TASK PROMPT :: Give the number of lines in the records below that include "জনগণ". Reply with that number alone.

╭──

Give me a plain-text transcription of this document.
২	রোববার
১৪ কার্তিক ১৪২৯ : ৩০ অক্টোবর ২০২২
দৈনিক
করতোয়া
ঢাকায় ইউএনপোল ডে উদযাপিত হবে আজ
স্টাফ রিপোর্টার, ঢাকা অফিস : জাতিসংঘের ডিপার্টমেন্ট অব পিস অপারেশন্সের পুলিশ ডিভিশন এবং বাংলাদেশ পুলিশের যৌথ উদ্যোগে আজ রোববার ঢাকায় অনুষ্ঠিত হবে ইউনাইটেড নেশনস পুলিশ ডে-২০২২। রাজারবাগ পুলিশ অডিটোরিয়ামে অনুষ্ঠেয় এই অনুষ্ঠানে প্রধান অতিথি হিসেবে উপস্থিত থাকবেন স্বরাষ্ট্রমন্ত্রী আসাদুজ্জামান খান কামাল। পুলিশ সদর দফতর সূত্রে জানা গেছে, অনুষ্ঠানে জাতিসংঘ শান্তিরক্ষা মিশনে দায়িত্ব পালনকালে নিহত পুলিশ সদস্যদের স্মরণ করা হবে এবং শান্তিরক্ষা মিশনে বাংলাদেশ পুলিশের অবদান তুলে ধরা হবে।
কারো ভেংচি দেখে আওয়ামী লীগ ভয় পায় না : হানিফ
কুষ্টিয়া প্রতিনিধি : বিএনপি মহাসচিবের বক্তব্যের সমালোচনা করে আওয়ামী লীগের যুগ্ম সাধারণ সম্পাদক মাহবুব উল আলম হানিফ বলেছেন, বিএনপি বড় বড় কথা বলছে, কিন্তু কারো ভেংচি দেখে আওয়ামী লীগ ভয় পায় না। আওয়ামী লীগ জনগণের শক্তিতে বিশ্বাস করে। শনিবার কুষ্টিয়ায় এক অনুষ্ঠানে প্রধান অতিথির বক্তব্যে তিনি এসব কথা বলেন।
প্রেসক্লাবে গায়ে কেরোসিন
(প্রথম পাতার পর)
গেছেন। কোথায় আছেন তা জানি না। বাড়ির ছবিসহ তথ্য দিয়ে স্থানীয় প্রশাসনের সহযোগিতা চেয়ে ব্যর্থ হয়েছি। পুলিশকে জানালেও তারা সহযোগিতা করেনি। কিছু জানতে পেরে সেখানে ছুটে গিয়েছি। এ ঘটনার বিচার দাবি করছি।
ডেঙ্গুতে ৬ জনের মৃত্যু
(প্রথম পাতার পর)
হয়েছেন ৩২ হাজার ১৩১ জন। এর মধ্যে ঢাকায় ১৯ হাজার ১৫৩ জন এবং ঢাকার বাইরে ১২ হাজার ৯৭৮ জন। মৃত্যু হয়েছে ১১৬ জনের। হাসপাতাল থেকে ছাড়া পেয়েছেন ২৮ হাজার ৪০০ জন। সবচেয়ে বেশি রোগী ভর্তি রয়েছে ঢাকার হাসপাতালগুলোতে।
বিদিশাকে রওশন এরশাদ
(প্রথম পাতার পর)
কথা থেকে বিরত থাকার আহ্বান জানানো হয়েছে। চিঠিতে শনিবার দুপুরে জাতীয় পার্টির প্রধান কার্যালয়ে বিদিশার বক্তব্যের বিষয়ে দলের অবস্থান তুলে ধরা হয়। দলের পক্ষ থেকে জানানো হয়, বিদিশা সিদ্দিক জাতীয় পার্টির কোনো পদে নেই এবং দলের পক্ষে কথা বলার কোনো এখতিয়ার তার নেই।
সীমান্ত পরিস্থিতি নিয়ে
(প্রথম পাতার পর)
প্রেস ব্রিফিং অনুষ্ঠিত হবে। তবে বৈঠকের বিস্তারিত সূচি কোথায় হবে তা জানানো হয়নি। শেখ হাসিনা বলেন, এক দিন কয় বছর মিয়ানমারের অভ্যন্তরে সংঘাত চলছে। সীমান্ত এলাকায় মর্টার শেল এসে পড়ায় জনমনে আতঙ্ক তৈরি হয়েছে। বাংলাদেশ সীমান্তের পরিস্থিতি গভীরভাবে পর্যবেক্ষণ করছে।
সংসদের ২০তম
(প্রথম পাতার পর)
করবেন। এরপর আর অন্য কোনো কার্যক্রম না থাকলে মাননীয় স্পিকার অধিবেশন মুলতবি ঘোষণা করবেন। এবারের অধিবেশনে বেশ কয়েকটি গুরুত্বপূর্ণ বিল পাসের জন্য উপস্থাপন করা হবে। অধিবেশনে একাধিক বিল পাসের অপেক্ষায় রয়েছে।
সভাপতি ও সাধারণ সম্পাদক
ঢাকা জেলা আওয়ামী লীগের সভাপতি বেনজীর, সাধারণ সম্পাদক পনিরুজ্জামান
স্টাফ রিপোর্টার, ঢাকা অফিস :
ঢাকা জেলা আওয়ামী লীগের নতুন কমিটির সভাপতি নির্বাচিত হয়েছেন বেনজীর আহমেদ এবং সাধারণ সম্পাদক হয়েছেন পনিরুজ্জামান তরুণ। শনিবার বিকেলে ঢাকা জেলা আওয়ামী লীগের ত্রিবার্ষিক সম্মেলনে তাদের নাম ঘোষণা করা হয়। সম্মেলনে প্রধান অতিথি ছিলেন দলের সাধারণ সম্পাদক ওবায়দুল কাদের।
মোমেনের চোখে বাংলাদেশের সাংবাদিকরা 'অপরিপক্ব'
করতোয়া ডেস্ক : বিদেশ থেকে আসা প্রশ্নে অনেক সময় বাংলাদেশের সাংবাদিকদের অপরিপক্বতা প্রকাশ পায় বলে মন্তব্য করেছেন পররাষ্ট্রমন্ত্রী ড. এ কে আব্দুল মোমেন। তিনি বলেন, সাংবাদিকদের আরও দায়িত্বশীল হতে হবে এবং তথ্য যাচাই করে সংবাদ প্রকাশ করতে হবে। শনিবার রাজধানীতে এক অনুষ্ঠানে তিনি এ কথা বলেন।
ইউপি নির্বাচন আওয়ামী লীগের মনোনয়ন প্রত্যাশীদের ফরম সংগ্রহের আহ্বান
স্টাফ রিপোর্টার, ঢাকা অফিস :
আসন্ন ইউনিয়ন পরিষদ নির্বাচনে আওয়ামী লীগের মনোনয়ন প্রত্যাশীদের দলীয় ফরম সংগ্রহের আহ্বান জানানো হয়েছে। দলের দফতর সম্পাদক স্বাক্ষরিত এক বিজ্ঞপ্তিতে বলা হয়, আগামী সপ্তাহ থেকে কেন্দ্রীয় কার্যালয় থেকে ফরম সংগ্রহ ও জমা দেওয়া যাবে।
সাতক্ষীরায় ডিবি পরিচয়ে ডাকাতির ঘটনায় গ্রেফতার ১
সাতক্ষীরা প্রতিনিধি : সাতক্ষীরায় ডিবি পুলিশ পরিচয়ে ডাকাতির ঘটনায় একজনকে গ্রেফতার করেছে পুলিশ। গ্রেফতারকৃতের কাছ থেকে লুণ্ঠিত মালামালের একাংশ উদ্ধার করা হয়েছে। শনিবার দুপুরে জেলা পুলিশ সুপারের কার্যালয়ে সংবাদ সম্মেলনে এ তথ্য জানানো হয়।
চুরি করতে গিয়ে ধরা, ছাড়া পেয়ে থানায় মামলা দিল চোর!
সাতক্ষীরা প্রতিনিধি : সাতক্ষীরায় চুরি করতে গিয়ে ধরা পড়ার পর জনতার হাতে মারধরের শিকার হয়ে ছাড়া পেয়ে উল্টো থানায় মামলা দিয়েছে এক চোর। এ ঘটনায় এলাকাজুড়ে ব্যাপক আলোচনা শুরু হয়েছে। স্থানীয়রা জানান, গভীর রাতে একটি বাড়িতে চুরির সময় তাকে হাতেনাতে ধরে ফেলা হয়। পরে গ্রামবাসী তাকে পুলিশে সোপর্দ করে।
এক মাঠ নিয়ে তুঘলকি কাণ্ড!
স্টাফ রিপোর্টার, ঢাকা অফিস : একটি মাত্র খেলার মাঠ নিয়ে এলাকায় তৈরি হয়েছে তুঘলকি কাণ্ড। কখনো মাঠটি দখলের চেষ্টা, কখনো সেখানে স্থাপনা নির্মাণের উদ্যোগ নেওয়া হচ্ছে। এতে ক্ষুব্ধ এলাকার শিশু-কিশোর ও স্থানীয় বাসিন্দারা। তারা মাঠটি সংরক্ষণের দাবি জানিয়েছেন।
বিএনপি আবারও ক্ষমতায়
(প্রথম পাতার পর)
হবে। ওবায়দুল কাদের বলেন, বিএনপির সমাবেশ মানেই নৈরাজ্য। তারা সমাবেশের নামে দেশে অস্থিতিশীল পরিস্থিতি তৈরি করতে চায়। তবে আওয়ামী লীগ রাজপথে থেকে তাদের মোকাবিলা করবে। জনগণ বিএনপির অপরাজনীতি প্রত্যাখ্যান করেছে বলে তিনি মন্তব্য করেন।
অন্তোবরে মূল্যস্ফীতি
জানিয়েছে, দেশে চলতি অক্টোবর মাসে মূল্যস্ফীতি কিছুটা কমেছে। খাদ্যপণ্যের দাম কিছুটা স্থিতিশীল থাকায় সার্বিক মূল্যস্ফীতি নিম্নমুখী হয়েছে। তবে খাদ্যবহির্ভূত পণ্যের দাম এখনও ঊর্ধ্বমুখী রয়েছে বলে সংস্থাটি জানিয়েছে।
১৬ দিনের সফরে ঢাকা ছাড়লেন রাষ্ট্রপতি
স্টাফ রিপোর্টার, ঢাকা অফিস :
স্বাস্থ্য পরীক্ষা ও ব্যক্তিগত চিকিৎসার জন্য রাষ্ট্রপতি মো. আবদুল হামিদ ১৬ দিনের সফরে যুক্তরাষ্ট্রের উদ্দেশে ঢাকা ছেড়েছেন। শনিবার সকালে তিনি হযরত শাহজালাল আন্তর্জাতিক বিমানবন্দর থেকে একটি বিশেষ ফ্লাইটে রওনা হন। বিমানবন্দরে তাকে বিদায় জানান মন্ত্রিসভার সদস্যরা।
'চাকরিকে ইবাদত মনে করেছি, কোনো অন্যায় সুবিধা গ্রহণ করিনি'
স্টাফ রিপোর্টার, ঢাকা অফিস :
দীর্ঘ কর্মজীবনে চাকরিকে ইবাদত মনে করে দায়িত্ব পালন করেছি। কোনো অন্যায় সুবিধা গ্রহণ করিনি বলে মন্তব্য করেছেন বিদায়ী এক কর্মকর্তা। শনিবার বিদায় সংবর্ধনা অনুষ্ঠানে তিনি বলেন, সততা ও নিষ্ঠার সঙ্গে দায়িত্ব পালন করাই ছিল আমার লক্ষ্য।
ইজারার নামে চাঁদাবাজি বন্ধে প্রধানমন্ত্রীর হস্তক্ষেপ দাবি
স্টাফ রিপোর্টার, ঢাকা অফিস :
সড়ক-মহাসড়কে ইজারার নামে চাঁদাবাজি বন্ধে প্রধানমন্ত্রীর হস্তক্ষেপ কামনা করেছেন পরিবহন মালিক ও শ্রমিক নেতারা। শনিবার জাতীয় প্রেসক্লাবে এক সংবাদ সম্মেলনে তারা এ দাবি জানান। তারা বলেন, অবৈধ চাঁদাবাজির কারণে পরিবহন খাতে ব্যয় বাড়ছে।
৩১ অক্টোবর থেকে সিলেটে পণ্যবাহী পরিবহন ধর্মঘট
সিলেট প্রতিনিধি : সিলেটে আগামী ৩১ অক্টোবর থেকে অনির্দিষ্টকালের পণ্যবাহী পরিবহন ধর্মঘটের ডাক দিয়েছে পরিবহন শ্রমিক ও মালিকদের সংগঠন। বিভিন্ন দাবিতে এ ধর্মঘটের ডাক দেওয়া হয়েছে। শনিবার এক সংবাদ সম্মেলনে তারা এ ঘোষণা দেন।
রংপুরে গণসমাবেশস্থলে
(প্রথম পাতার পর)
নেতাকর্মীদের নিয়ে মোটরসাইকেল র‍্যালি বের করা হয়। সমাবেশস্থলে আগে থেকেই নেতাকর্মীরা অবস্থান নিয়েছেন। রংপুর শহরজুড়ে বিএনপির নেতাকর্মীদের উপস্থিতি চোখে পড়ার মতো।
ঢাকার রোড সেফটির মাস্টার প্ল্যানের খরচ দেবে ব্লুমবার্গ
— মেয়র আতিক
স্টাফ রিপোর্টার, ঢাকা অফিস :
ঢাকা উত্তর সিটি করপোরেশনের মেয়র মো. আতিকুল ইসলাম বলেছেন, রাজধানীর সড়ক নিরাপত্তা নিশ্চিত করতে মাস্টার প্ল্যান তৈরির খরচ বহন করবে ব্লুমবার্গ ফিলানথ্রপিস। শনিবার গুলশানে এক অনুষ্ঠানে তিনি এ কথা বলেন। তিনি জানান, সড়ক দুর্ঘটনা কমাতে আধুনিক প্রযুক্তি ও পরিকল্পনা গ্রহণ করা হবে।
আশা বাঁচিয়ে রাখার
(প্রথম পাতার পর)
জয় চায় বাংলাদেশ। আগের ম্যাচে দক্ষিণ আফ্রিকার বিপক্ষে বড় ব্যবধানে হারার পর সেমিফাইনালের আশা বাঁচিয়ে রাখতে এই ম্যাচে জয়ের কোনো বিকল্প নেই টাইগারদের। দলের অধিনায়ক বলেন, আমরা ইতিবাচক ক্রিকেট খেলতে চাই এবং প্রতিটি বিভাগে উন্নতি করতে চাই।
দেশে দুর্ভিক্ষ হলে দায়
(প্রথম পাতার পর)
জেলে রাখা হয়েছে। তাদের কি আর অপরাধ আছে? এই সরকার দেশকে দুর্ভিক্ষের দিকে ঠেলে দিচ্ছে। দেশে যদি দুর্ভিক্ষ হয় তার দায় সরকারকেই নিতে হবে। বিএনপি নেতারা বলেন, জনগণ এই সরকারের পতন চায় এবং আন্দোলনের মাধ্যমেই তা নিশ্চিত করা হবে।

╰──

WRITTEN ANSWER :: 3